Set problem: Give only a count of the lines that include the string "role".
start Stored rows
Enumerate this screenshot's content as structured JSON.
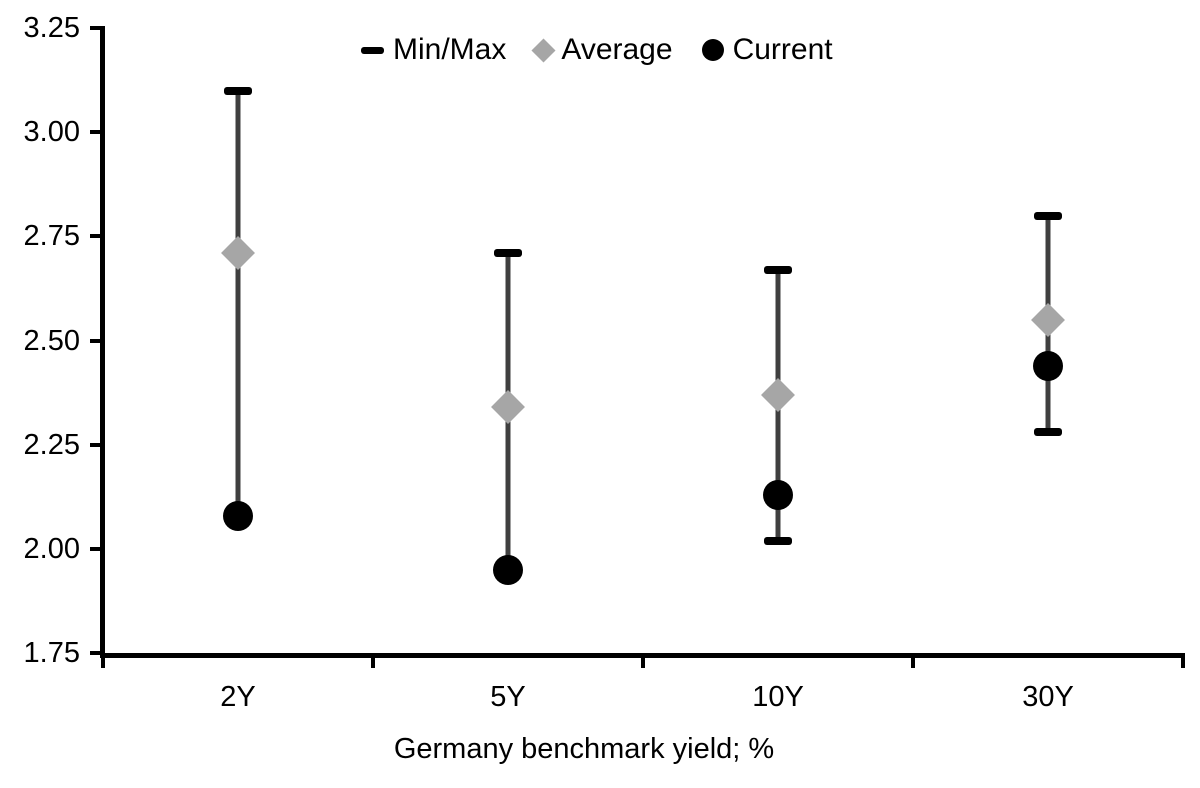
{
  "chart_data": {
    "type": "scatter",
    "subtype": "min-max-range-with-markers",
    "title": "",
    "xlabel": "Germany benchmark yield; %",
    "ylabel": "",
    "categories": [
      "2Y",
      "5Y",
      "10Y",
      "30Y"
    ],
    "series": [
      {
        "name": "Min/Max",
        "role": "range",
        "min": [
          2.08,
          1.95,
          2.02,
          2.28
        ],
        "max": [
          3.1,
          2.71,
          2.67,
          2.8
        ]
      },
      {
        "name": "Average",
        "role": "diamond-marker",
        "values": [
          2.71,
          2.34,
          2.37,
          2.55
        ]
      },
      {
        "name": "Current",
        "role": "circle-marker",
        "values": [
          2.08,
          1.95,
          2.13,
          2.44
        ]
      }
    ],
    "ylim": [
      1.75,
      3.25
    ],
    "yticks": [
      3.25,
      3.0,
      2.75,
      2.5,
      2.25,
      2.0,
      1.75
    ],
    "ytick_format": "2dp",
    "grid": false,
    "legend_position": "top-center",
    "colors": {
      "range_cap": "#000000",
      "range_line": "#3f3f3f",
      "average": "#a6a6a6",
      "current": "#000000",
      "axis": "#000000",
      "text": "#000000"
    }
  }
}
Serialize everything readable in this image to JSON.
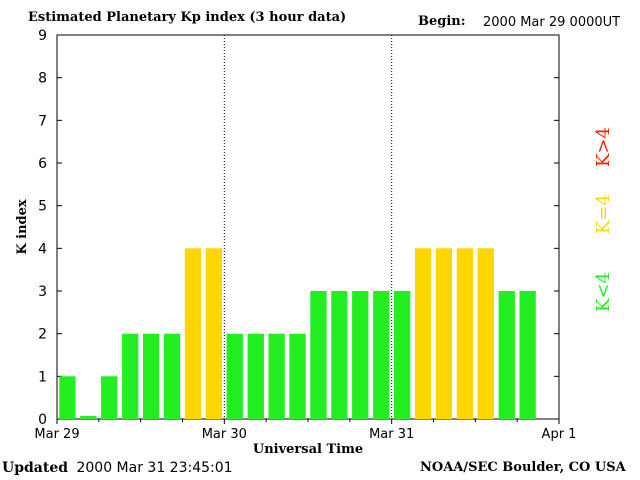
{
  "header": {
    "title": "Estimated Planetary Kp index (3 hour data)",
    "begin_label": "Begin:",
    "begin_value": "2000 Mar 29 0000UT"
  },
  "footer": {
    "updated_label": "Updated",
    "updated_value": "2000 Mar 31 23:45:01",
    "source": "NOAA/SEC Boulder, CO USA"
  },
  "chart_data": {
    "type": "bar",
    "title": "Estimated Planetary Kp index (3 hour data)",
    "xlabel": "Universal Time",
    "ylabel": "K index",
    "ylim": [
      0,
      9
    ],
    "yticks": [
      0,
      1,
      2,
      3,
      4,
      5,
      6,
      7,
      8,
      9
    ],
    "x_ticks": [
      "Mar 29",
      "Mar 30",
      "Mar 31",
      "Apr 1"
    ],
    "day_dividers": [
      "Mar 30",
      "Mar 31"
    ],
    "bar_interval_hours": 3,
    "values": [
      1,
      0,
      1,
      2,
      2,
      2,
      4,
      4,
      2,
      2,
      2,
      2,
      3,
      3,
      3,
      3,
      3,
      4,
      4,
      4,
      4,
      3,
      3
    ],
    "legend": [
      {
        "label": "K<4",
        "color": "#22ee22"
      },
      {
        "label": "K=4",
        "color": "#ffd700"
      },
      {
        "label": "K>4",
        "color": "#ff2200"
      }
    ],
    "colors": {
      "low": "#22ee22",
      "storm_threshold": "#ffd700",
      "high": "#ff2200"
    }
  }
}
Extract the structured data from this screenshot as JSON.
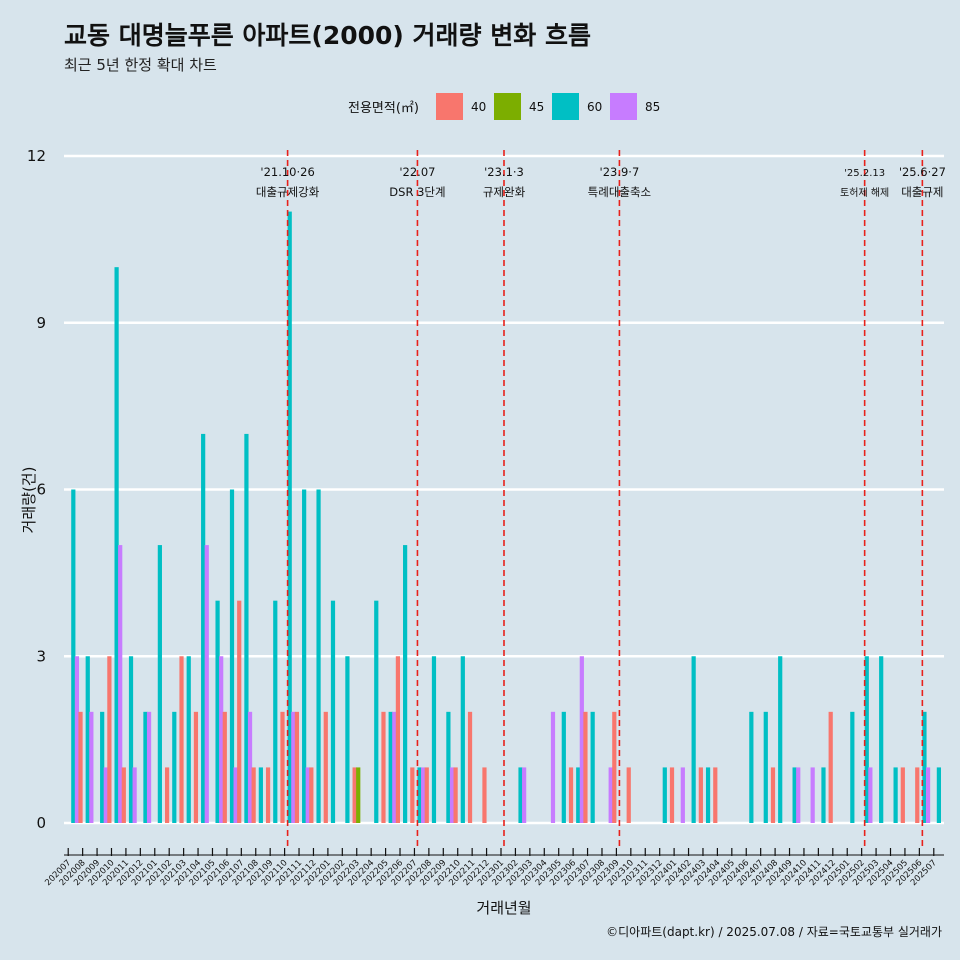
{
  "chart_data": {
    "type": "bar",
    "title": "교동 대명늘푸른 아파트(2000) 거래량 변화 흐름",
    "subtitle": "최근 5년 한정 확대 차트",
    "xlabel": "거래년월",
    "ylabel": "거래량(건)",
    "ylim": [
      0,
      12
    ],
    "yticks": [
      "0",
      "3",
      "6",
      "9",
      "12"
    ],
    "grid": true,
    "legend": {
      "title": "전용면적(㎡)",
      "position": "top",
      "entries": [
        {
          "key": "40",
          "label": "40",
          "color": "#f8766d"
        },
        {
          "key": "45",
          "label": "45",
          "color": "#7cae00"
        },
        {
          "key": "60",
          "label": "60",
          "color": "#00bfc4"
        },
        {
          "key": "85",
          "label": "85",
          "color": "#c77cff"
        }
      ]
    },
    "categories": [
      "202007",
      "202008",
      "202009",
      "202010",
      "202011",
      "202012",
      "202101",
      "202102",
      "202103",
      "202104",
      "202105",
      "202106",
      "202107",
      "202108",
      "202109",
      "202110",
      "202111",
      "202112",
      "202201",
      "202202",
      "202203",
      "202204",
      "202205",
      "202206",
      "202207",
      "202208",
      "202209",
      "202210",
      "202211",
      "202212",
      "202301",
      "202302",
      "202303",
      "202304",
      "202305",
      "202306",
      "202307",
      "202308",
      "202309",
      "202310",
      "202311",
      "202312",
      "202401",
      "202402",
      "202403",
      "202404",
      "202405",
      "202406",
      "202407",
      "202408",
      "202409",
      "202410",
      "202411",
      "202412",
      "202501",
      "202502",
      "202503",
      "202504",
      "202505",
      "202506",
      "202507"
    ],
    "data": [
      {
        "month": "202007",
        "v40": 0,
        "v45": 0,
        "v60": 6,
        "v85": 3
      },
      {
        "month": "202008",
        "v40": 2,
        "v45": 0,
        "v60": 3,
        "v85": 2
      },
      {
        "month": "202009",
        "v40": 0,
        "v45": 0,
        "v60": 2,
        "v85": 1
      },
      {
        "month": "202010",
        "v40": 3,
        "v45": 0,
        "v60": 10,
        "v85": 5
      },
      {
        "month": "202011",
        "v40": 1,
        "v45": 0,
        "v60": 3,
        "v85": 1
      },
      {
        "month": "202012",
        "v40": 0,
        "v45": 0,
        "v60": 2,
        "v85": 2
      },
      {
        "month": "202101",
        "v40": 0,
        "v45": 0,
        "v60": 5,
        "v85": 0
      },
      {
        "month": "202102",
        "v40": 1,
        "v45": 0,
        "v60": 2,
        "v85": 0
      },
      {
        "month": "202103",
        "v40": 3,
        "v45": 0,
        "v60": 3,
        "v85": 0
      },
      {
        "month": "202104",
        "v40": 2,
        "v45": 0,
        "v60": 7,
        "v85": 5
      },
      {
        "month": "202105",
        "v40": 0,
        "v45": 0,
        "v60": 4,
        "v85": 3
      },
      {
        "month": "202106",
        "v40": 2,
        "v45": 0,
        "v60": 6,
        "v85": 1
      },
      {
        "month": "202107",
        "v40": 4,
        "v45": 0,
        "v60": 7,
        "v85": 2
      },
      {
        "month": "202108",
        "v40": 1,
        "v45": 0,
        "v60": 1,
        "v85": 0
      },
      {
        "month": "202109",
        "v40": 1,
        "v45": 0,
        "v60": 4,
        "v85": 0
      },
      {
        "month": "202110",
        "v40": 2,
        "v45": 0,
        "v60": 11,
        "v85": 2
      },
      {
        "month": "202111",
        "v40": 2,
        "v45": 0,
        "v60": 6,
        "v85": 1
      },
      {
        "month": "202112",
        "v40": 1,
        "v45": 0,
        "v60": 6,
        "v85": 0
      },
      {
        "month": "202201",
        "v40": 2,
        "v45": 0,
        "v60": 4,
        "v85": 0
      },
      {
        "month": "202202",
        "v40": 0,
        "v45": 0,
        "v60": 3,
        "v85": 0
      },
      {
        "month": "202203",
        "v40": 1,
        "v45": 1,
        "v60": 0,
        "v85": 0
      },
      {
        "month": "202204",
        "v40": 0,
        "v45": 0,
        "v60": 4,
        "v85": 0
      },
      {
        "month": "202205",
        "v40": 2,
        "v45": 0,
        "v60": 2,
        "v85": 2
      },
      {
        "month": "202206",
        "v40": 3,
        "v45": 0,
        "v60": 5,
        "v85": 0
      },
      {
        "month": "202207",
        "v40": 1,
        "v45": 0,
        "v60": 1,
        "v85": 1
      },
      {
        "month": "202208",
        "v40": 1,
        "v45": 0,
        "v60": 3,
        "v85": 0
      },
      {
        "month": "202209",
        "v40": 0,
        "v45": 0,
        "v60": 2,
        "v85": 1
      },
      {
        "month": "202210",
        "v40": 1,
        "v45": 0,
        "v60": 3,
        "v85": 0
      },
      {
        "month": "202211",
        "v40": 2,
        "v45": 0,
        "v60": 0,
        "v85": 0
      },
      {
        "month": "202212",
        "v40": 1,
        "v45": 0,
        "v60": 0,
        "v85": 0
      },
      {
        "month": "202301",
        "v40": 0,
        "v45": 0,
        "v60": 0,
        "v85": 0
      },
      {
        "month": "202302",
        "v40": 0,
        "v45": 0,
        "v60": 1,
        "v85": 1
      },
      {
        "month": "202303",
        "v40": 0,
        "v45": 0,
        "v60": 0,
        "v85": 0
      },
      {
        "month": "202304",
        "v40": 0,
        "v45": 0,
        "v60": 0,
        "v85": 2
      },
      {
        "month": "202305",
        "v40": 0,
        "v45": 0,
        "v60": 2,
        "v85": 0
      },
      {
        "month": "202306",
        "v40": 1,
        "v45": 0,
        "v60": 1,
        "v85": 3
      },
      {
        "month": "202307",
        "v40": 2,
        "v45": 0,
        "v60": 2,
        "v85": 0
      },
      {
        "month": "202308",
        "v40": 0,
        "v45": 0,
        "v60": 0,
        "v85": 1
      },
      {
        "month": "202309",
        "v40": 2,
        "v45": 0,
        "v60": 0,
        "v85": 0
      },
      {
        "month": "202310",
        "v40": 1,
        "v45": 0,
        "v60": 0,
        "v85": 0
      },
      {
        "month": "202311",
        "v40": 0,
        "v45": 0,
        "v60": 0,
        "v85": 0
      },
      {
        "month": "202312",
        "v40": 0,
        "v45": 0,
        "v60": 1,
        "v85": 0
      },
      {
        "month": "202401",
        "v40": 1,
        "v45": 0,
        "v60": 0,
        "v85": 1
      },
      {
        "month": "202402",
        "v40": 0,
        "v45": 0,
        "v60": 3,
        "v85": 0
      },
      {
        "month": "202403",
        "v40": 1,
        "v45": 0,
        "v60": 1,
        "v85": 0
      },
      {
        "month": "202404",
        "v40": 1,
        "v45": 0,
        "v60": 0,
        "v85": 0
      },
      {
        "month": "202405",
        "v40": 0,
        "v45": 0,
        "v60": 0,
        "v85": 0
      },
      {
        "month": "202406",
        "v40": 0,
        "v45": 0,
        "v60": 2,
        "v85": 0
      },
      {
        "month": "202407",
        "v40": 0,
        "v45": 0,
        "v60": 2,
        "v85": 0
      },
      {
        "month": "202408",
        "v40": 1,
        "v45": 0,
        "v60": 3,
        "v85": 0
      },
      {
        "month": "202409",
        "v40": 0,
        "v45": 0,
        "v60": 1,
        "v85": 1
      },
      {
        "month": "202410",
        "v40": 0,
        "v45": 0,
        "v60": 0,
        "v85": 1
      },
      {
        "month": "202411",
        "v40": 0,
        "v45": 0,
        "v60": 1,
        "v85": 0
      },
      {
        "month": "202412",
        "v40": 2,
        "v45": 0,
        "v60": 0,
        "v85": 0
      },
      {
        "month": "202501",
        "v40": 0,
        "v45": 0,
        "v60": 2,
        "v85": 0
      },
      {
        "month": "202502",
        "v40": 0,
        "v45": 0,
        "v60": 3,
        "v85": 1
      },
      {
        "month": "202503",
        "v40": 0,
        "v45": 0,
        "v60": 3,
        "v85": 0
      },
      {
        "month": "202504",
        "v40": 0,
        "v45": 0,
        "v60": 1,
        "v85": 0
      },
      {
        "month": "202505",
        "v40": 1,
        "v45": 0,
        "v60": 0,
        "v85": 0
      },
      {
        "month": "202506",
        "v40": 1,
        "v45": 0,
        "v60": 2,
        "v85": 1
      },
      {
        "month": "202507",
        "v40": 0,
        "v45": 0,
        "v60": 1,
        "v85": 0
      }
    ],
    "annotations": [
      {
        "month": "202110",
        "date": "'21.10·26",
        "label": "대출규제강화"
      },
      {
        "month": "202207",
        "date": "'22.07",
        "label": "DSR 3단계"
      },
      {
        "month": "202301",
        "date": "'23.1·3",
        "label": "규제완화"
      },
      {
        "month": "202309",
        "date": "'23.9·7",
        "label": "특례대출축소"
      },
      {
        "month": "202502",
        "date": "'25.2.13",
        "label": "토허제 해제",
        "small": true
      },
      {
        "month": "202506",
        "date": "'25.6·27",
        "label": "대출규제"
      }
    ],
    "annotation_line_color": "#e8211b"
  },
  "caption": "©디아파트(dapt.kr) / 2025.07.08 / 자료=국토교통부 실거래가"
}
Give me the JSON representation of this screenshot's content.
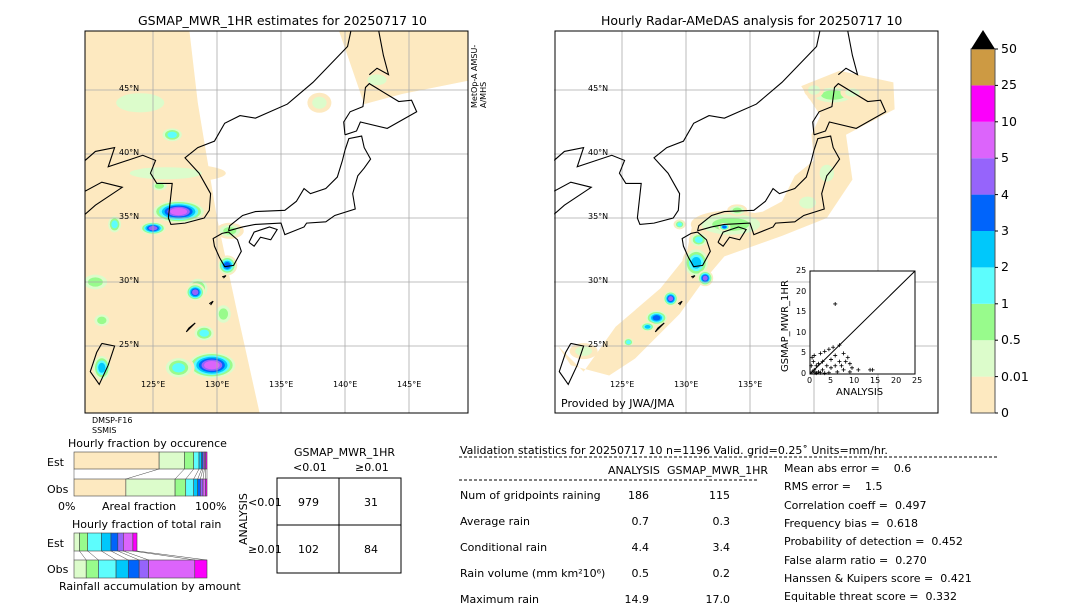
end Stored rows
Written answer: 3